[Extracted data entries]
## start
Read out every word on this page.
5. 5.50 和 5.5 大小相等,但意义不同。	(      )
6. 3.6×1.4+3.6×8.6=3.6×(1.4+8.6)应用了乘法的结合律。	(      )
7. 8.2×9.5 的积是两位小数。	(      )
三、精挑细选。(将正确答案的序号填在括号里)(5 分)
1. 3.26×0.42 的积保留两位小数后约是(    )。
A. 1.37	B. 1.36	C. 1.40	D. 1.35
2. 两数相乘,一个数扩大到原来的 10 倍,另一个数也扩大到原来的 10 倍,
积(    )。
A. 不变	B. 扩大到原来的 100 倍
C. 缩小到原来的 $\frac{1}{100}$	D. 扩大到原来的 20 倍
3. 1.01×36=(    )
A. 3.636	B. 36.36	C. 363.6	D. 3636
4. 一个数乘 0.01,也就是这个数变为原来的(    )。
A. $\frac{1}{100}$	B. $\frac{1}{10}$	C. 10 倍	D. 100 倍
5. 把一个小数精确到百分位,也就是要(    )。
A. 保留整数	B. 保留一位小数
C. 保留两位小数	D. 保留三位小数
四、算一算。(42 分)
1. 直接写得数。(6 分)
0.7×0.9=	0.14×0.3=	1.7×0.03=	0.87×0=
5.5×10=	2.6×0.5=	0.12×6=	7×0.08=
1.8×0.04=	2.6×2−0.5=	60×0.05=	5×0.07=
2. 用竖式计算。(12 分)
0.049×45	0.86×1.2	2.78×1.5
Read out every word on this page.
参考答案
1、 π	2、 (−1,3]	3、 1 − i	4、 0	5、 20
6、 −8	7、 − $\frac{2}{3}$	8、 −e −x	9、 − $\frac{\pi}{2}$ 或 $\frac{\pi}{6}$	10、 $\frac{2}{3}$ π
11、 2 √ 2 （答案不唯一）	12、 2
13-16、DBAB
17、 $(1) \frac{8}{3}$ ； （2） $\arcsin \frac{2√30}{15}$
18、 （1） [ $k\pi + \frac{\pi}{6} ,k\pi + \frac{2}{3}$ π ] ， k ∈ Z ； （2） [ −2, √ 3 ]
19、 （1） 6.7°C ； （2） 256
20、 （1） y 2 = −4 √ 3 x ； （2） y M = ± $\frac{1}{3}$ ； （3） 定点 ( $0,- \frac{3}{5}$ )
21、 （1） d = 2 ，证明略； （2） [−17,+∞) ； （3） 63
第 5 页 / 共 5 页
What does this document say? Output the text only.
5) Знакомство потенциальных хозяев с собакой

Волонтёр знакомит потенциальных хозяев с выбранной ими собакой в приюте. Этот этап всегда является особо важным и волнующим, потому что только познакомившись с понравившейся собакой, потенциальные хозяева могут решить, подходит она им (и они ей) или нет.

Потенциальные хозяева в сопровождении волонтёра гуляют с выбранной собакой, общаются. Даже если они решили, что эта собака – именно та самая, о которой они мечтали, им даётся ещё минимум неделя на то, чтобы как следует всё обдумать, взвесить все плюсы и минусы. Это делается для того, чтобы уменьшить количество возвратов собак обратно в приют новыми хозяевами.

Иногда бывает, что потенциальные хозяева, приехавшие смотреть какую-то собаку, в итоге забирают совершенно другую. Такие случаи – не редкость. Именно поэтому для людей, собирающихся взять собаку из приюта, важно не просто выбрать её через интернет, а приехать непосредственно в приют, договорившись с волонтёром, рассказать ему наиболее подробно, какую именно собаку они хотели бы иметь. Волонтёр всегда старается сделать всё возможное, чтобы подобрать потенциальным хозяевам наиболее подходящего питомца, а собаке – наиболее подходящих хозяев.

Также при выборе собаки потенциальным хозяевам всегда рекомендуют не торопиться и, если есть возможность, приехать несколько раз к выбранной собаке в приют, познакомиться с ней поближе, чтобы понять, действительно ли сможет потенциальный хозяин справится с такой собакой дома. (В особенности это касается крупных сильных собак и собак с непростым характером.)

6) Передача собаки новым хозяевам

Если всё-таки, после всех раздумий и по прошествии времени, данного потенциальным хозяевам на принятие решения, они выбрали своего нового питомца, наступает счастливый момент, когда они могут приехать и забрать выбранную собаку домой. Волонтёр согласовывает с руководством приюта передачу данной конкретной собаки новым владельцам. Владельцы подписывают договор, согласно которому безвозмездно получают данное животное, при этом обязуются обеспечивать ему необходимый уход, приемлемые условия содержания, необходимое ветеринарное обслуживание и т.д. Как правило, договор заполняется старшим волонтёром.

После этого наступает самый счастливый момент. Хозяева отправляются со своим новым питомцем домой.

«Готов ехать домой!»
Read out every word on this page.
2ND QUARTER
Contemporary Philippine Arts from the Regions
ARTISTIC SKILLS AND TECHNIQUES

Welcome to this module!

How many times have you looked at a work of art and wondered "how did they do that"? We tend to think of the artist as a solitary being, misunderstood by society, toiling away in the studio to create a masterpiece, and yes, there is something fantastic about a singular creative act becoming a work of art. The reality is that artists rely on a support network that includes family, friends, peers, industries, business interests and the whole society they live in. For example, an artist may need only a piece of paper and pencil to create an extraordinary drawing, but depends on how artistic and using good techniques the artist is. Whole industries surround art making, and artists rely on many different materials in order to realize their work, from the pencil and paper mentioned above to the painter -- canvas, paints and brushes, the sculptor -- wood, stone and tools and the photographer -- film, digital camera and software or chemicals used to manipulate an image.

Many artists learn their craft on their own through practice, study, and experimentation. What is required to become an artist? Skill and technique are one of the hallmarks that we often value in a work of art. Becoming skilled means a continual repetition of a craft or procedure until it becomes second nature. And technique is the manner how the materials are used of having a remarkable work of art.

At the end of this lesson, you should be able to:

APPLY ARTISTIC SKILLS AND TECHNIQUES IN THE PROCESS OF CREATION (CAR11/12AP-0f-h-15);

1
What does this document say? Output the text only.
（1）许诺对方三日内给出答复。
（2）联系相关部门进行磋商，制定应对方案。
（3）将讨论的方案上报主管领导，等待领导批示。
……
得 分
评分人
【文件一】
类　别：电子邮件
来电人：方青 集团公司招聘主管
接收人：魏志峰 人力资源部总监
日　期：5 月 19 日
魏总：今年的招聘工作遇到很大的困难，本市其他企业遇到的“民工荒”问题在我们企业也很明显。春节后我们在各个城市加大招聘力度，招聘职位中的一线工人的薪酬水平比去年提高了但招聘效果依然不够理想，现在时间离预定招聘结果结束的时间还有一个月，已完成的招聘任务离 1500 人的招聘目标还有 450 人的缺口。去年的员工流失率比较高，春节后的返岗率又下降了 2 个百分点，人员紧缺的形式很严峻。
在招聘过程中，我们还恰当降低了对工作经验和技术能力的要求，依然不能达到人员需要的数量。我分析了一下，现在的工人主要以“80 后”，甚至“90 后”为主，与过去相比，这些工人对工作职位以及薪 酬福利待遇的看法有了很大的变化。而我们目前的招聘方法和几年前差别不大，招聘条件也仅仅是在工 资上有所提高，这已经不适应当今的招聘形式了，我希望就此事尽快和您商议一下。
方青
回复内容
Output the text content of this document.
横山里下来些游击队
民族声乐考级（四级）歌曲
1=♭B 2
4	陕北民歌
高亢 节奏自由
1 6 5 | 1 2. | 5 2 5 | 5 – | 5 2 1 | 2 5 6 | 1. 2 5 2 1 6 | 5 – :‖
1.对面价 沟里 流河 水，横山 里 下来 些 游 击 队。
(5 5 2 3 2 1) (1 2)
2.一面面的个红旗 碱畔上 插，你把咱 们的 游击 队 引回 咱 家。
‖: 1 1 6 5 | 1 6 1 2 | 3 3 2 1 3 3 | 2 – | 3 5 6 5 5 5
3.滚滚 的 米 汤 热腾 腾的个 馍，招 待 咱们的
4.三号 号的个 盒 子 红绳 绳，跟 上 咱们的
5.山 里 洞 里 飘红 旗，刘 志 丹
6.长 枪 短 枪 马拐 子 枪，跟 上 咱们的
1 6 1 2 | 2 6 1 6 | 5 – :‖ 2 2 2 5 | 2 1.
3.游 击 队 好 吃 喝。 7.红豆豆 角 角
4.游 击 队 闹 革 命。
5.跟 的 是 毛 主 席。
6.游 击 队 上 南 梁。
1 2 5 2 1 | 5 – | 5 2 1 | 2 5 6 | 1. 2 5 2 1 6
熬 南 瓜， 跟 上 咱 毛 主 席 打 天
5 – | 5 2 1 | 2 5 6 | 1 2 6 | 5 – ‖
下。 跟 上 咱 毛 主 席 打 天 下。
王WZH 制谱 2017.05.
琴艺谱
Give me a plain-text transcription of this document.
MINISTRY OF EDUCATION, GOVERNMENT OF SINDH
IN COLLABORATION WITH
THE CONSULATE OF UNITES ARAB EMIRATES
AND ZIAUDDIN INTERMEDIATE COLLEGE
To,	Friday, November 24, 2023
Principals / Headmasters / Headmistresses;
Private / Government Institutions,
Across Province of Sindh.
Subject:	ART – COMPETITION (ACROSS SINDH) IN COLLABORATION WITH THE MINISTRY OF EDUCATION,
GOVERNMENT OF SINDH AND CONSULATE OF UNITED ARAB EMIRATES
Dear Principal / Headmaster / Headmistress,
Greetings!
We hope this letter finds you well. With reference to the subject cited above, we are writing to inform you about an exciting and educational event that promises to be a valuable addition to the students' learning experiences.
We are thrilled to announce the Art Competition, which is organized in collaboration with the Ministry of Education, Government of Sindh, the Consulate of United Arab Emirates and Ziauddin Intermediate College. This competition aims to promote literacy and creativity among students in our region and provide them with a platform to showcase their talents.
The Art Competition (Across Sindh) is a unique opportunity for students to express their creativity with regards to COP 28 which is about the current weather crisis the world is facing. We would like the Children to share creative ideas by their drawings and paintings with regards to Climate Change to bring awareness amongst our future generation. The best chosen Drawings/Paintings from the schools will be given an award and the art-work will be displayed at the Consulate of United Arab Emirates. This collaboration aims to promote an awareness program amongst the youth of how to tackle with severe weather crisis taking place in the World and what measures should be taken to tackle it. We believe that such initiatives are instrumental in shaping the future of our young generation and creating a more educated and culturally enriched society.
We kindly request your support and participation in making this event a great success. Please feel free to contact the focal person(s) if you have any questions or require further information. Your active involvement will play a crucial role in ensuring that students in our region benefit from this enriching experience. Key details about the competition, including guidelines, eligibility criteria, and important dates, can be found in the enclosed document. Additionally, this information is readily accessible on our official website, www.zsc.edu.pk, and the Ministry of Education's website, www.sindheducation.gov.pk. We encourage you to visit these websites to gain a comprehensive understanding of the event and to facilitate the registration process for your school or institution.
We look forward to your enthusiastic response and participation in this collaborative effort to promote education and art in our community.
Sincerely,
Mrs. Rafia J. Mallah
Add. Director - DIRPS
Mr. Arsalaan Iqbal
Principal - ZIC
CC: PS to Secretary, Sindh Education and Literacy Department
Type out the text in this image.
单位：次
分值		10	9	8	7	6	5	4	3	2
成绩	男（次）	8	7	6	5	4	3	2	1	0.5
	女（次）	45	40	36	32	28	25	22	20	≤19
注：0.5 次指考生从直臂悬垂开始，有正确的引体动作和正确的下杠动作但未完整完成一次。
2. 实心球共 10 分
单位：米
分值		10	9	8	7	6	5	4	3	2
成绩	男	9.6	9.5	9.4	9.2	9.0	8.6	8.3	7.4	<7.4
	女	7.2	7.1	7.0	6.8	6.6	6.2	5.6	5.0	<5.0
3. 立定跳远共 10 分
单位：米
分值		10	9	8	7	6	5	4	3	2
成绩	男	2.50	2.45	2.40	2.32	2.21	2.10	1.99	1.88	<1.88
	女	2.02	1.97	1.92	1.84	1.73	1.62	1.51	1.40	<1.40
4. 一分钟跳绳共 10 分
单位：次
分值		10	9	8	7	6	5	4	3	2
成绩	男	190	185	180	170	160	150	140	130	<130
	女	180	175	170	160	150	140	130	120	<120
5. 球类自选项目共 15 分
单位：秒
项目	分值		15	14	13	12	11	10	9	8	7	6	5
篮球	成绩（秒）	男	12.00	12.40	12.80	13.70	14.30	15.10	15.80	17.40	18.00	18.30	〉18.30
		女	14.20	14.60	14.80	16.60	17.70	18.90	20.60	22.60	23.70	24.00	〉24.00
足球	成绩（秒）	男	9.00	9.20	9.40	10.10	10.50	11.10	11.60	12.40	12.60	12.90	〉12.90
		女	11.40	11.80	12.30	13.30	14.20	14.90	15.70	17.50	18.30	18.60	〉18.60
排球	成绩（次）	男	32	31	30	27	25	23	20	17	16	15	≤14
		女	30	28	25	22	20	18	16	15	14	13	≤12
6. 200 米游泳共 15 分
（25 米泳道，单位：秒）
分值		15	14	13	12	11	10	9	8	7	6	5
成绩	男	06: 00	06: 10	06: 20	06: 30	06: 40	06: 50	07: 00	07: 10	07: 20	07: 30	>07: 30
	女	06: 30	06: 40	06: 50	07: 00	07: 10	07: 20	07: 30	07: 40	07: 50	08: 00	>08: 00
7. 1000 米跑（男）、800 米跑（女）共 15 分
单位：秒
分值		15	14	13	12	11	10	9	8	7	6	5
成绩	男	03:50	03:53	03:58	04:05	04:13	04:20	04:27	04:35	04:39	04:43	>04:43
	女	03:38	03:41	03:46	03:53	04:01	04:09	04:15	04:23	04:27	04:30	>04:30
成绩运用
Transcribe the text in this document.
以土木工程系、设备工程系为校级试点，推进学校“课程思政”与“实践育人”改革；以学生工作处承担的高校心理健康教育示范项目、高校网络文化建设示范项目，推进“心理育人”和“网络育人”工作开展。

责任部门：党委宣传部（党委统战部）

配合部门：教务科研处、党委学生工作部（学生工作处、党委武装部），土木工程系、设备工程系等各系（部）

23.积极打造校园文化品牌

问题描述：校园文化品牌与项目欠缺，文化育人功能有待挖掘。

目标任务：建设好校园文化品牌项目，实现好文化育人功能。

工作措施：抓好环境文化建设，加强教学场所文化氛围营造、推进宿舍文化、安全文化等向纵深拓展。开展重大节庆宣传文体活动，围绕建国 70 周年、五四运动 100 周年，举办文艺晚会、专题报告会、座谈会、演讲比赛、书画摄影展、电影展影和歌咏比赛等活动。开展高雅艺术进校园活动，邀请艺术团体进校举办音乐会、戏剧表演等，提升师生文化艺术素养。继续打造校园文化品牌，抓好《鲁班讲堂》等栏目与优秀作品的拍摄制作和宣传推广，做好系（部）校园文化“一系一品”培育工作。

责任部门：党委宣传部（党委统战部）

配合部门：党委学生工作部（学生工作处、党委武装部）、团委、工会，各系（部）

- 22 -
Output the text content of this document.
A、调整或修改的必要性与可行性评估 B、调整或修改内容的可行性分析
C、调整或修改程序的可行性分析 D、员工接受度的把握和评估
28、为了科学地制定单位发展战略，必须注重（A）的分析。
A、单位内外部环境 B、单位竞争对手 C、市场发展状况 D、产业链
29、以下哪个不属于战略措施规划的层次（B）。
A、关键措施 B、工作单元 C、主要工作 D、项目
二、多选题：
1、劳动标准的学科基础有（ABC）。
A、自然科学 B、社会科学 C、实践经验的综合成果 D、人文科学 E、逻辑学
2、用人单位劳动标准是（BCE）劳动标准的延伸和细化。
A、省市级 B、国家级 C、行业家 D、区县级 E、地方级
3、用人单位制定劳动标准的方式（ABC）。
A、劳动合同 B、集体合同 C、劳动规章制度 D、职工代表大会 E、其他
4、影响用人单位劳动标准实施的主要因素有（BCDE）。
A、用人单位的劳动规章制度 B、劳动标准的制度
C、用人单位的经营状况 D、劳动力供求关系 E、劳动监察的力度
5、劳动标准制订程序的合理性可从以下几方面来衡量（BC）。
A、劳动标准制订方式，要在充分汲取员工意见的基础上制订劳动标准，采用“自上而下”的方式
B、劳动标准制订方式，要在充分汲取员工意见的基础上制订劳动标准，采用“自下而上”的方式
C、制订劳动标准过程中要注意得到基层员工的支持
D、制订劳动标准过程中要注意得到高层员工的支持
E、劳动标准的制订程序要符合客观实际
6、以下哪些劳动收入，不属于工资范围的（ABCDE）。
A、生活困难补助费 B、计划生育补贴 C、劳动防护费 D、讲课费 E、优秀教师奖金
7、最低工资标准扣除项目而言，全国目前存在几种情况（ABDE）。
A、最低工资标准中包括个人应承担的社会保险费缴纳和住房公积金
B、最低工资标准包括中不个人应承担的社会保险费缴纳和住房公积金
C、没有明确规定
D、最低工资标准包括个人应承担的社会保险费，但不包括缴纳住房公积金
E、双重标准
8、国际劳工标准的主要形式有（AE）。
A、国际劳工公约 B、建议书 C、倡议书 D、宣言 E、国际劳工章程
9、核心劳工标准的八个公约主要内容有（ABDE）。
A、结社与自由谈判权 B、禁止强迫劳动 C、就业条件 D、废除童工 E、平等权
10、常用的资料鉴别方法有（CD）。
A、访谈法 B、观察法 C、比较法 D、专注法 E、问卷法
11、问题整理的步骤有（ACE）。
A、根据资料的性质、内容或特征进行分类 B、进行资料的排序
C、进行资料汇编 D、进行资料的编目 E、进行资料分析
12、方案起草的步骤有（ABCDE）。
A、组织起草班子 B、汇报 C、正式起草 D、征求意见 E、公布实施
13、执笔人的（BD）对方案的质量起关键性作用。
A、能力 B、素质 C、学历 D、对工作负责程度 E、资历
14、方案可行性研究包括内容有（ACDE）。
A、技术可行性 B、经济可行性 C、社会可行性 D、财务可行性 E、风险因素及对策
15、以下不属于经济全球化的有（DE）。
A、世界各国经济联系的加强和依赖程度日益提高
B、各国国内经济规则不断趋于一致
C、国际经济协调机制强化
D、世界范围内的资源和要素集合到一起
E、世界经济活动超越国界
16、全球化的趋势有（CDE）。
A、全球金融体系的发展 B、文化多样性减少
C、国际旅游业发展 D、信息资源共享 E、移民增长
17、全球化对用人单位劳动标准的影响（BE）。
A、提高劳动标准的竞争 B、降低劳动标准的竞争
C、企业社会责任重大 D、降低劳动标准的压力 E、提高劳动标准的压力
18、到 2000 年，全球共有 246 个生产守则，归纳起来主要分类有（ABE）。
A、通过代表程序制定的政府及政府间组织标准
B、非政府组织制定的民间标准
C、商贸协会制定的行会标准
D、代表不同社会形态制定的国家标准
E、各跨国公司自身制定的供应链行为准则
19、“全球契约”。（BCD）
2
## end
● What this task involves
Looking at the data above, how many lines hold the word "image"? Respond with the number alone.

● Written reply
2